**Consignes de travail**
Pourriez-vous exprimer toutes les entrées ci-dessous sous forme de liste JSON de chaînes, une chaîne par ligne, en omettant les lignes vides ?

**Entrées**

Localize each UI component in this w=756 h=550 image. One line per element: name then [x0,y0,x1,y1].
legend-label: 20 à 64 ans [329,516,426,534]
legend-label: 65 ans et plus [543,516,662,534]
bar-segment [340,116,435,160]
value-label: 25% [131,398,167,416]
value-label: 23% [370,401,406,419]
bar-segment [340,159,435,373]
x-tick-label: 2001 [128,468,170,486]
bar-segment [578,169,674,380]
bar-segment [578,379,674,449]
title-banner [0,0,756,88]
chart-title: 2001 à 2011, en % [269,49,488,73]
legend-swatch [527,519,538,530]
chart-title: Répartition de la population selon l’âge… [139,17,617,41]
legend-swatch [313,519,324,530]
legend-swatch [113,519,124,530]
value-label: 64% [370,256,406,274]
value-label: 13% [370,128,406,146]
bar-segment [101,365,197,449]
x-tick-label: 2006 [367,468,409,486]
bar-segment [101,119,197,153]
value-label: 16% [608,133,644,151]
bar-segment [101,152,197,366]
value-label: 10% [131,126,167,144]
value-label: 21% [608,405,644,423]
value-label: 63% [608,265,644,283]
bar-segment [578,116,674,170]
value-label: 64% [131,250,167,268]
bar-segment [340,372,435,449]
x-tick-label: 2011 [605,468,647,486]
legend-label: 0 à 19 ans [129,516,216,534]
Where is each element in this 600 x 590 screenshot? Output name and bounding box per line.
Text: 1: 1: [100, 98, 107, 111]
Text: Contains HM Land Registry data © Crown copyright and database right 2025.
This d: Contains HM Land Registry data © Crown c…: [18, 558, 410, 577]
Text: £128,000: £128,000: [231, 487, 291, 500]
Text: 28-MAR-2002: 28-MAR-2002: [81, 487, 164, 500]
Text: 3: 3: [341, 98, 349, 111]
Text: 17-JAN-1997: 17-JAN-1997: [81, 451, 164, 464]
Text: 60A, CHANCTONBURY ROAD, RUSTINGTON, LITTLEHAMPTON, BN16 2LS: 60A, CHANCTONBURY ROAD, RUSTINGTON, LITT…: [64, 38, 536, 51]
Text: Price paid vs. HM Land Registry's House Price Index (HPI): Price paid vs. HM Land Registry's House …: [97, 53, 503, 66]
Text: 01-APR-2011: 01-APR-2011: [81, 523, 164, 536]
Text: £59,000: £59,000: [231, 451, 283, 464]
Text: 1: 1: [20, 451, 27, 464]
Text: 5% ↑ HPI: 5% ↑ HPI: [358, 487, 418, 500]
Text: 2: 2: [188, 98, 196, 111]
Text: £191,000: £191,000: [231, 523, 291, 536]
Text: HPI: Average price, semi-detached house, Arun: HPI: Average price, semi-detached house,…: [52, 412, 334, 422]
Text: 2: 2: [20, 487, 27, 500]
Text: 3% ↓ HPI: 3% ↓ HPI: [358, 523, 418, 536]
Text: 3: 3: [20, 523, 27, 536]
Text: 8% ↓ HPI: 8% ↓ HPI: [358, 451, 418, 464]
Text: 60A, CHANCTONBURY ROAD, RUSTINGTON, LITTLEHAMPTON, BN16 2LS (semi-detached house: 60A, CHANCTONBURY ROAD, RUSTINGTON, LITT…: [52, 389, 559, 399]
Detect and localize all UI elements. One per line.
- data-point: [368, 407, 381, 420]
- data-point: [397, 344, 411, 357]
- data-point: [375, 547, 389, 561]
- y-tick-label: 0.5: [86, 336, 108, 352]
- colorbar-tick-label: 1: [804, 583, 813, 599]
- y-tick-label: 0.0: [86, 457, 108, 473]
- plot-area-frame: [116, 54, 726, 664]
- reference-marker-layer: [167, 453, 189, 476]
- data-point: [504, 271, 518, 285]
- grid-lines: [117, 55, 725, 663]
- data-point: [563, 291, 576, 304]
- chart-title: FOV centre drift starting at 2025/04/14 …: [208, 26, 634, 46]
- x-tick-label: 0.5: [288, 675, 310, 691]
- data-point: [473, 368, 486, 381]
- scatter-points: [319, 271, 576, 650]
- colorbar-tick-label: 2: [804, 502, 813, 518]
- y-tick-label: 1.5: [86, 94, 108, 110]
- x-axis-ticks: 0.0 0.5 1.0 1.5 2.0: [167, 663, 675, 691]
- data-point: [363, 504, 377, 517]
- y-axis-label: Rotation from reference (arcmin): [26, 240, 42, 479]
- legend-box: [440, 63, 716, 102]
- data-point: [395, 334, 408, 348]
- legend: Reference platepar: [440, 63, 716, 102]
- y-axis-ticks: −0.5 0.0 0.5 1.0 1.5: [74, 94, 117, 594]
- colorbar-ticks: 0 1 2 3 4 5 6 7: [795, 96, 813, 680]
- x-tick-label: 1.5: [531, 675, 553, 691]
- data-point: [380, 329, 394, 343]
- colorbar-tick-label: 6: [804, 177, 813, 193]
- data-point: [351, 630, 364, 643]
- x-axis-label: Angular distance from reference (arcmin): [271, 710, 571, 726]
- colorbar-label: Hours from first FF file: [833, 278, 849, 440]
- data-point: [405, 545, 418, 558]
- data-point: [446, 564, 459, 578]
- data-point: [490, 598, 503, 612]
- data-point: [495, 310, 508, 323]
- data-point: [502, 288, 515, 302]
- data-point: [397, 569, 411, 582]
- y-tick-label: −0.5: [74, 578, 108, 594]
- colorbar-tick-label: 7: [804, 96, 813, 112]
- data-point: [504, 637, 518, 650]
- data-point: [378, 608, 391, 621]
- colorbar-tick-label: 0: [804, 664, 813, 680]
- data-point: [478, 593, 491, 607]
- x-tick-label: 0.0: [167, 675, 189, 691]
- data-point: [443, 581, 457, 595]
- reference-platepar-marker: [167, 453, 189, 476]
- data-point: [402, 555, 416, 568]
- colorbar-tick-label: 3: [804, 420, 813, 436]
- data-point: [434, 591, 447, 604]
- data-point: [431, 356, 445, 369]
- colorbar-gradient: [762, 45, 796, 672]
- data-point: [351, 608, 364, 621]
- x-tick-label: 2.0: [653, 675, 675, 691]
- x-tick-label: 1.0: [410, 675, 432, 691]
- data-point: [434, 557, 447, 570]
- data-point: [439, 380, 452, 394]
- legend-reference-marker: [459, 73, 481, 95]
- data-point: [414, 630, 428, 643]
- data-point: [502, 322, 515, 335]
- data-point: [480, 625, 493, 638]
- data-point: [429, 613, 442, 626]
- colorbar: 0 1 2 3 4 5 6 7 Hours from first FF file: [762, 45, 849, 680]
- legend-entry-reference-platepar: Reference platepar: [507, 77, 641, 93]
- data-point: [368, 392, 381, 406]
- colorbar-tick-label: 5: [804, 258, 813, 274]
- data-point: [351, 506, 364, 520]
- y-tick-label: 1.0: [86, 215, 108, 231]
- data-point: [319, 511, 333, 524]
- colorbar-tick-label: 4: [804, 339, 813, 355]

**Réponse à l'exercice**
[
  "Localize each UI component in this w=756 h=550 image. One line per element: name then [x0,y0,x1,y1].",
  "legend-label: 20 à 64 ans [329,516,426,534]",
  "legend-label: 65 ans et plus [543,516,662,534]",
  "bar-segment [340,116,435,160]",
  "value-label: 25% [131,398,167,416]",
  "value-label: 23% [370,401,406,419]",
  "bar-segment [340,159,435,373]",
  "x-tick-label: 2001 [128,468,170,486]",
  "bar-segment [578,169,674,380]",
  "bar-segment [578,379,674,449]",
  "title-banner [0,0,756,88]",
  "chart-title: 2001 à 2011, en % [269,49,488,73]",
  "legend-swatch [527,519,538,530]",
  "chart-title: Répartition de la population selon l’âge… [139,17,617,41]",
  "legend-swatch [313,519,324,530]",
  "legend-swatch [113,519,124,530]",
  "value-label: 64% [370,256,406,274]",
  "value-label: 13% [370,128,406,146]",
  "bar-segment [101,365,197,449]",
  "x-tick-label: 2006 [367,468,409,486]",
  "bar-segment [101,119,197,153]",
  "value-label: 16% [608,133,644,151]",
  "bar-segment [101,152,197,366]",
  "value-label: 10% [131,126,167,144]",
  "value-label: 21% [608,405,644,423]",
  "value-label: 63% [608,265,644,283]",
  "bar-segment [578,116,674,170]",
  "value-label: 64% [131,250,167,268]",
  "bar-segment [340,372,435,449]",
  "x-tick-label: 2011 [605,468,647,486]",
  "legend-label: 0 à 19 ans [129,516,216,534]",
  "Where is each element in this 600 x 590 screenshot? Output name and bounding box per line.",
  "Text: 1: 1: [100, 98, 107, 111]",
  "Text: Contains HM Land Registry data © Crown copyright and database right 2025.",
  "This d: Contains HM Land Registry data © Crown c…: [18, 558, 410, 577]",
  "Text: £128,000: £128,000: [231, 487, 291, 500]",
  "Text: 28-MAR-2002: 28-MAR-2002: [81, 487, 164, 500]",
  "Text: 3: 3: [341, 98, 349, 111]",
  "Text: 17-JAN-1997: 17-JAN-1997: [81, 451, 164, 464]",
  "Text: 60A, CHANCTONBURY ROAD, RUSTINGTON, LITTLEHAMPTON, BN16 2LS: 60A, CHANCTONBURY ROAD, RUSTINGTON, LITT…: [64, 38, 536, 51]",
  "Text: Price paid vs. HM Land Registry's House Price Index (HPI): Price paid vs. HM Land Registry's House …: [97, 53, 503, 66]",
  "Text: 01-APR-2011: 01-APR-2011: [81, 523, 164, 536]",
  "Text: £59,000: £59,000: [231, 451, 283, 464]",
  "Text: 1: 1: [20, 451, 27, 464]",
  "Text: 5% ↑ HPI: 5% ↑ HPI: [358, 487, 418, 500]",
  "Text: 2: 2: [188, 98, 196, 111]",
  "Text: £191,000: £191,000: [231, 523, 291, 536]",
  "Text: HPI: Average price, semi-detached house, Arun: HPI: Average price, semi-detached house,…: [52, 412, 334, 422]",
  "Text: 2: 2: [20, 487, 27, 500]",
  "Text: 3% ↓ HPI: 3% ↓ HPI: [358, 523, 418, 536]",
  "Text: 3: 3: [20, 523, 27, 536]",
  "Text: 8% ↓ HPI: 8% ↓ HPI: [358, 451, 418, 464]",
  "Text: 60A, CHANCTONBURY ROAD, RUSTINGTON, LITTLEHAMPTON, BN16 2LS (semi-detached house: 60A, CHANCTONBURY ROAD, RUSTINGTON, LITT…: [52, 389, 559, 399]",
  "Detect and localize all UI elements. One per line.",
  "- data-point: [368, 407, 381, 420]",
  "- data-point: [397, 344, 411, 357]",
  "- data-point: [375, 547, 389, 561]",
  "- y-tick-label: 0.5: [86, 336, 108, 352]",
  "- colorbar-tick-label: 1: [804, 583, 813, 599]",
  "- y-tick-label: 0.0: [86, 457, 108, 473]",
  "- plot-area-frame: [116, 54, 726, 664]",
  "- reference-marker-layer: [167, 453, 189, 476]",
  "- data-point: [504, 271, 518, 285]",
  "- grid-lines: [117, 55, 725, 663]",
  "- data-point: [563, 291, 576, 304]",
  "- chart-title: FOV centre drift starting at 2025/04/14 …: [208, 26, 634, 46]",
  "- x-tick-label: 0.5: [288, 675, 310, 691]",
  "- data-point: [473, 368, 486, 381]",
  "- scatter-points: [319, 271, 576, 650]",
  "- colorbar-tick-label: 2: [804, 502, 813, 518]",
  "- y-tick-label: 1.5: [86, 94, 108, 110]",
  "- x-axis-ticks: 0.0 0.5 1.0 1.5 2.0: [167, 663, 675, 691]",
  "- data-point: [363, 504, 377, 517]",
  "- y-axis-label: Rotation from reference (arcmin): [26, 240, 42, 479]",
  "- legend-box: [440, 63, 716, 102]",
  "- data-point: [395, 334, 408, 348]",
  "- legend: Reference platepar: [440, 63, 716, 102]",
  "- y-axis-ticks: −0.5 0.0 0.5 1.0 1.5: [74, 94, 117, 594]",
  "- colorbar-ticks: 0 1 2 3 4 5 6 7: [795, 96, 813, 680]",
  "- x-tick-label: 1.5: [531, 675, 553, 691]",
  "- data-point: [380, 329, 394, 343]",
  "- colorbar-tick-label: 6: [804, 177, 813, 193]",
  "- data-point: [351, 630, 364, 643]",
  "- x-axis-label: Angular distance from reference (arcmin): [271, 710, 571, 726]",
  "- colorbar-label: Hours from first FF file: [833, 278, 849, 440]",
  "- data-point: [405, 545, 418, 558]",
  "- data-point: [446, 564, 459, 578]",
  "- data-point: [490, 598, 503, 612]",
  "- data-point: [495, 310, 508, 323]",
  "- data-point: [502, 288, 515, 302]",
  "- data-point: [397, 569, 411, 582]",
  "- y-tick-label: −0.5: [74, 578, 108, 594]",
  "- colorbar-tick-label: 7: [804, 96, 813, 112]",
  "- data-point: [504, 637, 518, 650]",
  "- data-point: [378, 608, 391, 621]",
  "- colorbar-tick-label: 0: [804, 664, 813, 680]",
  "- data-point: [478, 593, 491, 607]",
  "- x-tick-label: 0.0: [167, 675, 189, 691]",
  "- data-point: [443, 581, 457, 595]",
  "- reference-platepar-marker: [167, 453, 189, 476]",
  "- data-point: [402, 555, 416, 568]",
  "- colorbar-tick-label: 3: [804, 420, 813, 436]",
  "- data-point: [434, 591, 447, 604]",
  "- data-point: [431, 356, 445, 369]",
  "- colorbar-gradient: [762, 45, 796, 672]",
  "- data-point: [351, 608, 364, 621]",
  "- x-tick-label: 2.0: [653, 675, 675, 691]",
  "- x-tick-label: 1.0: [410, 675, 432, 691]",
  "- data-point: [434, 557, 447, 570]",
  "- data-point: [439, 380, 452, 394]",
  "- legend-reference-marker: [459, 73, 481, 95]",
  "- data-point: [414, 630, 428, 643]",
  "- data-point: [502, 322, 515, 335]",
  "- data-point: [480, 625, 493, 638]",
  "- data-point: [429, 613, 442, 626]",
  "- colorbar: 0 1 2 3 4 5 6 7 Hours from first FF file: [762, 45, 849, 680]",
  "- legend-entry-reference-platepar: Reference platepar: [507, 77, 641, 93]",
  "- data-point: [368, 392, 381, 406]",
  "- colorbar-tick-label: 5: [804, 258, 813, 274]",
  "- data-point: [351, 506, 364, 520]",
  "- y-tick-label: 1.0: [86, 215, 108, 231]",
  "- data-point: [319, 511, 333, 524]",
  "- colorbar-tick-label: 4: [804, 339, 813, 355]"
]